Saved entries

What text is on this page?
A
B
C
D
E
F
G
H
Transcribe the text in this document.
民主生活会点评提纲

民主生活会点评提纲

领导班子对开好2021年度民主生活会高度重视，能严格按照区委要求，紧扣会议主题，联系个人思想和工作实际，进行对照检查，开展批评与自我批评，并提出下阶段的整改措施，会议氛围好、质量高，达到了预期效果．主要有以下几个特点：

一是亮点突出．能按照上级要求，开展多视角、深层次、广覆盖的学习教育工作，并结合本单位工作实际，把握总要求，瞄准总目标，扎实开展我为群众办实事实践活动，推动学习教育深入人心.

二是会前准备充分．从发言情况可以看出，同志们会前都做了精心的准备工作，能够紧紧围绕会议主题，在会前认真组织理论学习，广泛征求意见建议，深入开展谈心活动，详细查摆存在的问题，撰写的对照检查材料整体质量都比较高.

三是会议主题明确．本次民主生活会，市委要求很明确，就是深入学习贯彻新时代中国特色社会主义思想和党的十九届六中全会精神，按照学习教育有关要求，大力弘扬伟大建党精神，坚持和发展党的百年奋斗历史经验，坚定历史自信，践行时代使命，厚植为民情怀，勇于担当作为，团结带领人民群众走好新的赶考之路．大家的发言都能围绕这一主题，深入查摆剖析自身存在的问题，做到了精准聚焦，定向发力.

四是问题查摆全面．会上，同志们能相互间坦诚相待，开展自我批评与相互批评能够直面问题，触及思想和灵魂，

Exercise description ▸ Using the listing above, list every line in which the string "this" occurs.

Exercise output ▸
What text is on this page?
Transcribe the text in this document.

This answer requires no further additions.